■ Exercise goal
Go through the material and pull out every line with the string "source" in it.

Entries with figure data:
◇ ◇ ◇

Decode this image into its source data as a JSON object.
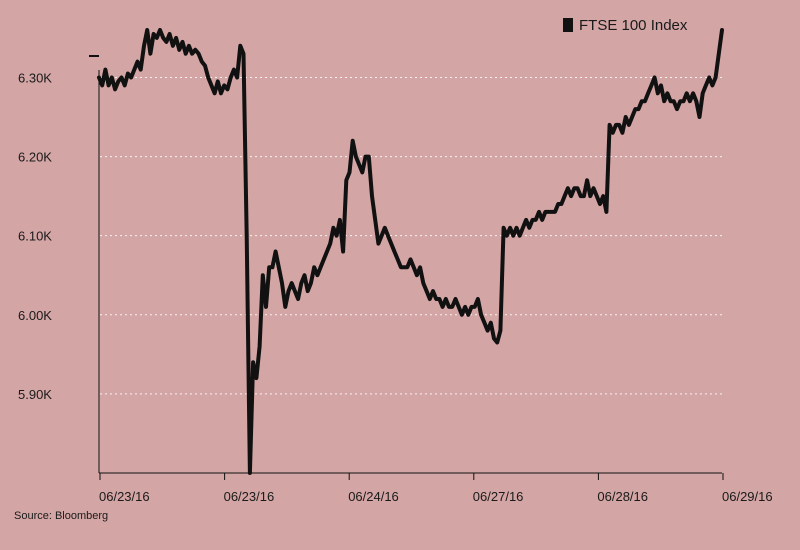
{
  "chart_data": {
    "type": "line",
    "title": "",
    "xlabel": "",
    "ylabel": "",
    "ylim": [
      5.8,
      6.36
    ],
    "grid": true,
    "legend_position": "top-right",
    "y_ticks": [
      {
        "value": 5.9,
        "label": "5.90K"
      },
      {
        "value": 6.0,
        "label": "6.00K"
      },
      {
        "value": 6.1,
        "label": "6.10K"
      },
      {
        "value": 6.2,
        "label": "6.20K"
      },
      {
        "value": 6.3,
        "label": "6.30K"
      }
    ],
    "x_ticks": [
      "06/23/16",
      "06/23/16",
      "06/24/16",
      "06/27/16",
      "06/28/16",
      "06/29/16"
    ],
    "series": [
      {
        "name": "FTSE 100 Index",
        "color": "#111111",
        "values": [
          6.3,
          6.29,
          6.31,
          6.29,
          6.3,
          6.285,
          6.295,
          6.3,
          6.29,
          6.305,
          6.3,
          6.31,
          6.32,
          6.31,
          6.34,
          6.36,
          6.33,
          6.355,
          6.35,
          6.36,
          6.35,
          6.345,
          6.355,
          6.34,
          6.35,
          6.335,
          6.345,
          6.33,
          6.34,
          6.33,
          6.335,
          6.33,
          6.32,
          6.315,
          6.3,
          6.29,
          6.28,
          6.295,
          6.28,
          6.29,
          6.285,
          6.3,
          6.31,
          6.3,
          6.34,
          6.33,
          6.1,
          5.8,
          5.94,
          5.92,
          5.96,
          6.05,
          6.01,
          6.06,
          6.06,
          6.08,
          6.06,
          6.04,
          6.01,
          6.03,
          6.04,
          6.03,
          6.02,
          6.04,
          6.05,
          6.03,
          6.04,
          6.06,
          6.05,
          6.06,
          6.07,
          6.08,
          6.09,
          6.11,
          6.1,
          6.12,
          6.08,
          6.17,
          6.18,
          6.22,
          6.2,
          6.19,
          6.18,
          6.2,
          6.2,
          6.15,
          6.12,
          6.09,
          6.1,
          6.11,
          6.1,
          6.09,
          6.08,
          6.07,
          6.06,
          6.06,
          6.06,
          6.07,
          6.06,
          6.05,
          6.06,
          6.04,
          6.03,
          6.02,
          6.03,
          6.02,
          6.02,
          6.01,
          6.02,
          6.01,
          6.01,
          6.02,
          6.01,
          6.0,
          6.01,
          6.0,
          6.01,
          6.01,
          6.02,
          6.0,
          5.99,
          5.98,
          5.99,
          5.97,
          5.965,
          5.98,
          6.11,
          6.1,
          6.11,
          6.1,
          6.11,
          6.1,
          6.11,
          6.12,
          6.11,
          6.12,
          6.12,
          6.13,
          6.12,
          6.13,
          6.13,
          6.13,
          6.13,
          6.14,
          6.14,
          6.15,
          6.16,
          6.15,
          6.16,
          6.16,
          6.15,
          6.15,
          6.17,
          6.15,
          6.16,
          6.15,
          6.14,
          6.15,
          6.13,
          6.24,
          6.23,
          6.24,
          6.24,
          6.23,
          6.25,
          6.24,
          6.25,
          6.26,
          6.26,
          6.27,
          6.27,
          6.28,
          6.29,
          6.3,
          6.28,
          6.29,
          6.27,
          6.28,
          6.27,
          6.27,
          6.26,
          6.27,
          6.27,
          6.28,
          6.27,
          6.28,
          6.27,
          6.25,
          6.28,
          6.29,
          6.3,
          6.29,
          6.3,
          6.33,
          6.36
        ]
      }
    ]
  },
  "source": "Source: Bloomberg"
}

◇ ◇ ◇

■ Written reply
Decode this image into its source data as a JSON object.
  "source": "Source: Bloomberg"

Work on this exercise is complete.